Retype every entry exactly, character for character.

┏━━

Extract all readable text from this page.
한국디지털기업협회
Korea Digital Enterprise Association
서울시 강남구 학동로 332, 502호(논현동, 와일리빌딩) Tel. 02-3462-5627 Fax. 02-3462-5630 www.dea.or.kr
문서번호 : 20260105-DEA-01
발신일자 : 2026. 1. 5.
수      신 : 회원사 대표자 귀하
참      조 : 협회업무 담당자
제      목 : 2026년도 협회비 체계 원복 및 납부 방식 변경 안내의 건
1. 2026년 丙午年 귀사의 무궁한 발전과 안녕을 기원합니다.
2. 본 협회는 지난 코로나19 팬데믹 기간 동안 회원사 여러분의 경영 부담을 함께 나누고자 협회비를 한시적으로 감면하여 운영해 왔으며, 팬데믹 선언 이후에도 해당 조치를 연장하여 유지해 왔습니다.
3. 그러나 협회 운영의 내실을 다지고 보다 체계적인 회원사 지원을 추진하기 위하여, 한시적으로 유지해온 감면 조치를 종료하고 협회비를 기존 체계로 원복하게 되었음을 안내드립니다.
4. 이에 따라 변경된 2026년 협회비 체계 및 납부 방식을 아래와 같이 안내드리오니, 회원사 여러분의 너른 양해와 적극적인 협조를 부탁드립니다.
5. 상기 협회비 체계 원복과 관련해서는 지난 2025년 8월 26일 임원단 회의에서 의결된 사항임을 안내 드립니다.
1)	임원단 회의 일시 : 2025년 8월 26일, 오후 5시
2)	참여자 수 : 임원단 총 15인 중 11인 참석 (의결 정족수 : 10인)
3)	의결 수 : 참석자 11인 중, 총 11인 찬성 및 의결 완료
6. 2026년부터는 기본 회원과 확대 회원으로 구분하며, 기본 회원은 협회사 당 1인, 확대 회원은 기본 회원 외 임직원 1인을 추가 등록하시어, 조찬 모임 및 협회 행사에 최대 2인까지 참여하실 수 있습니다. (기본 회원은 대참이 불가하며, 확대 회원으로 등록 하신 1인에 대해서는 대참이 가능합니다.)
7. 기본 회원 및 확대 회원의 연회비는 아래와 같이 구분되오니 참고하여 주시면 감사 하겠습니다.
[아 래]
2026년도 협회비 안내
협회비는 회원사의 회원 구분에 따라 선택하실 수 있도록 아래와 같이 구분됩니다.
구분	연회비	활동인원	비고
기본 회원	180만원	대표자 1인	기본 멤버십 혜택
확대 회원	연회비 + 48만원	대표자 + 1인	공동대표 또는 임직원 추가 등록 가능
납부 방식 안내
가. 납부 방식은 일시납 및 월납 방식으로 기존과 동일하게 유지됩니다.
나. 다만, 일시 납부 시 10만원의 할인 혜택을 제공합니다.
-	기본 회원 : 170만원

┗━━

**TASK RESULT:**
Extract all readable text from this page.
한국디지털기업협회
Korea Digital Enterprise Association
서울시 강남구 학동로 332, 502호(논현동, 와일리빌딩) Tel. 02-3462-5627 Fax. 02-3462-5630 www.dea.or.kr
문서번호 : 20260105-DEA-01
발신일자 : 2026. 1. 5.
수      신 : 회원사 대표자 귀하
참      조 : 협회업무 담당자
제      목 : 2026년도 협회비 체계 원복 및 납부 방식 변경 안내의 건
1. 2026년 丙午年 귀사의 무궁한 발전과 안녕을 기원합니다.
2. 본 협회는 지난 코로나19 팬데믹 기간 동안 회원사 여러분의 경영 부담을 함께 나누고자 협회비를 한시적으로 감면하여 운영해 왔으며, 팬데믹 선언 이후에도 해당 조치를 연장하여 유지해 왔습니다.
3. 그러나 협회 운영의 내실을 다지고 보다 체계적인 회원사 지원을 추진하기 위하여, 한시적으로 유지해온 감면 조치를 종료하고 협회비를 기존 체계로 원복하게 되었음을 안내드립니다.
4. 이에 따라 변경된 2026년 협회비 체계 및 납부 방식을 아래와 같이 안내드리오니, 회원사 여러분의 너른 양해와 적극적인 협조를 부탁드립니다.
5. 상기 협회비 체계 원복과 관련해서는 지난 2025년 8월 26일 임원단 회의에서 의결된 사항임을 안내 드립니다.
1)	임원단 회의 일시 : 2025년 8월 26일, 오후 5시
2)	참여자 수 : 임원단 총 15인 중 11인 참석 (의결 정족수 : 10인)
3)	의결 수 : 참석자 11인 중, 총 11인 찬성 및 의결 완료
6. 2026년부터는 기본 회원과 확대 회원으로 구분하며, 기본 회원은 협회사 당 1인, 확대 회원은 기본 회원 외 임직원 1인을 추가 등록하시어, 조찬 모임 및 협회 행사에 최대 2인까지 참여하실 수 있습니다. (기본 회원은 대참이 불가하며, 확대 회원으로 등록 하신 1인에 대해서는 대참이 가능합니다.)
7. 기본 회원 및 확대 회원의 연회비는 아래와 같이 구분되오니 참고하여 주시면 감사 하겠습니다.
[아 래]
2026년도 협회비 안내
협회비는 회원사의 회원 구분에 따라 선택하실 수 있도록 아래와 같이 구분됩니다.
구분	연회비	활동인원	비고
기본 회원	180만원	대표자 1인	기본 멤버십 혜택
확대 회원	연회비 + 48만원	대표자 + 1인	공동대표 또는 임직원 추가 등록 가능
납부 방식 안내
가. 납부 방식은 일시납 및 월납 방식으로 기존과 동일하게 유지됩니다.
나. 다만, 일시 납부 시 10만원의 할인 혜택을 제공합니다.
-	기본 회원 : 170만원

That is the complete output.